* _OBJECTIVE_
Set down each record below precisely, skipping the pictures.

* _PROVIDED RECORDS_
+-------+

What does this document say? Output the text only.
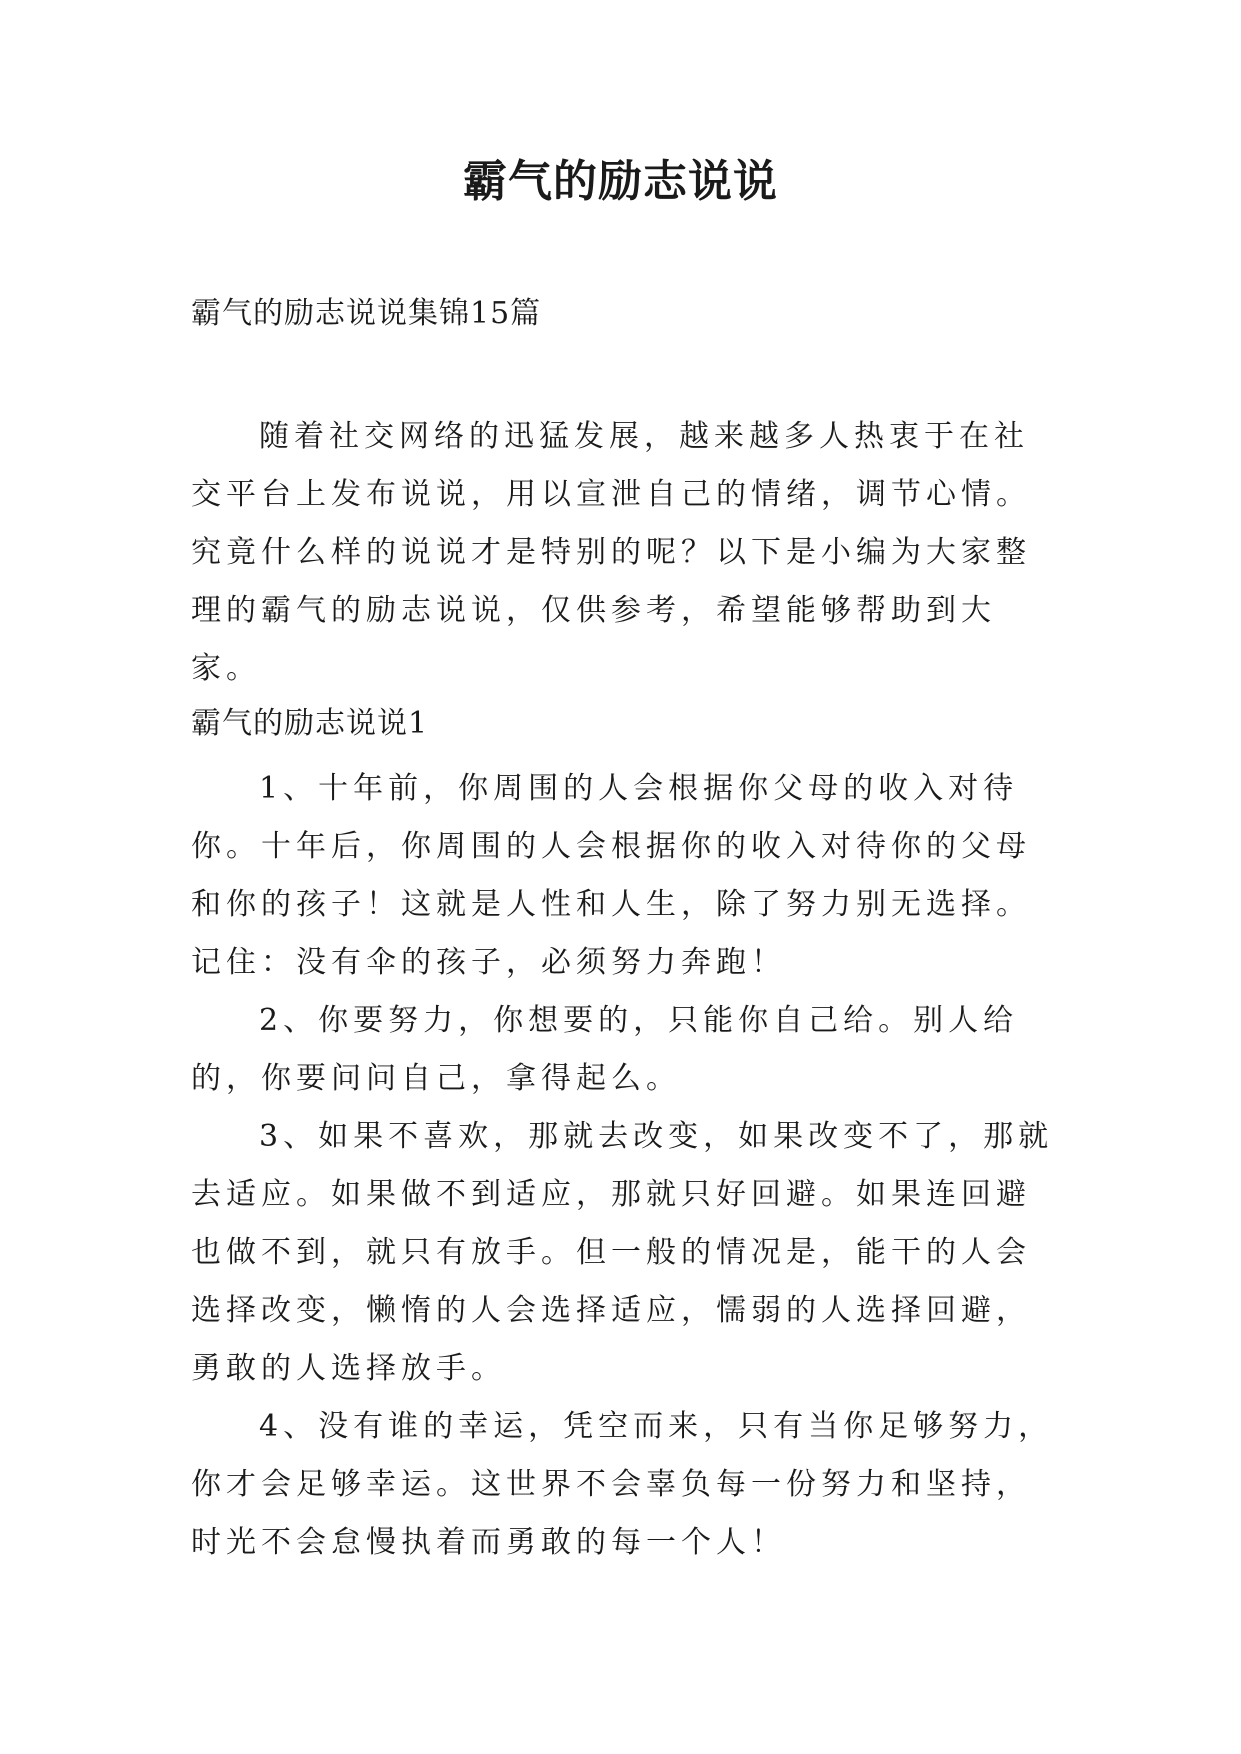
霸气的励志说说
霸气的励志说说集锦15篇

随着社交网络的迅猛发展，越来越多人热衷于在社交平台上发布说说，用以宣泄自己的情绪，调节心情。究竟什么样的说说才是特别的呢？以下是小编为大家整理的霸气的励志说说，仅供参考，希望能够帮助到大家。

霸气的励志说说1

1、十年前，你周围的人会根据你父母的收入对待你。十年后，你周围的人会根据你的收入对待你的父母和你的孩子！这就是人性和人生，除了努力别无选择。记住：没有伞的孩子，必须努力奔跑！

2、你要努力，你想要的，只能你自己给。别人给的，你要问问自己，拿得起么。

3、如果不喜欢，那就去改变，如果改变不了，那就去适应。如果做不到适应，那就只好回避。如果连回避也做不到，就只有放手。但一般的情况是，能干的人会选择改变，懒惰的人会选择适应，懦弱的人选择回避，勇敢的人选择放手。

4、没有谁的幸运，凭空而来，只有当你足够努力，你才会足够幸运。这世界不会辜负每一份努力和坚持，时光不会怠慢执着而勇敢的每一个人！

+-------+

* _TASK RESPONSE_
What does this document say? Output the text only.
霸气的励志说说
霸气的励志说说集锦15篇

随着社交网络的迅猛发展，越来越多人热衷于在社交平台上发布说说，用以宣泄自己的情绪，调节心情。究竟什么样的说说才是特别的呢？以下是小编为大家整理的霸气的励志说说，仅供参考，希望能够帮助到大家。

霸气的励志说说1

1、十年前，你周围的人会根据你父母的收入对待你。十年后，你周围的人会根据你的收入对待你的父母和你的孩子！这就是人性和人生，除了努力别无选择。记住：没有伞的孩子，必须努力奔跑！

2、你要努力，你想要的，只能你自己给。别人给的，你要问问自己，拿得起么。

3、如果不喜欢，那就去改变，如果改变不了，那就去适应。如果做不到适应，那就只好回避。如果连回避也做不到，就只有放手。但一般的情况是，能干的人会选择改变，懒惰的人会选择适应，懦弱的人选择回避，勇敢的人选择放手。

4、没有谁的幸运，凭空而来，只有当你足够努力，你才会足够幸运。这世界不会辜负每一份努力和坚持，时光不会怠慢执着而勇敢的每一个人！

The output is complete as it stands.